# [What needs to be done]
Each record is to be transcribed exactly.

>> START

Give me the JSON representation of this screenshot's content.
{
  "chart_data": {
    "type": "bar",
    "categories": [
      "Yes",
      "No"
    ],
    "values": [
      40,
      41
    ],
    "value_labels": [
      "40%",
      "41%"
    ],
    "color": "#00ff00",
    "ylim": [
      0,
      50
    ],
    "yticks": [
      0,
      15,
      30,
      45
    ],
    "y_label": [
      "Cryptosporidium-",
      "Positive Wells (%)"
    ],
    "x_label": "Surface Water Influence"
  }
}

>> END

# [Expected output]
Give me the JSON representation of this screenshot's content.
{
  "chart_data": {
    "type": "bar",
    "categories": [
      "Yes",
      "No"
    ],
    "values": [
      40,
      41
    ],
    "value_labels": [
      "40%",
      "41%"
    ],
    "color": "#00ff00",
    "ylim": [
      0,
      50
    ],
    "yticks": [
      0,
      15,
      30,
      45
    ],
    "y_label": [
      "Cryptosporidium-",
      "Positive Wells (%)"
    ],
    "x_label": "Surface Water Influence"
  }
}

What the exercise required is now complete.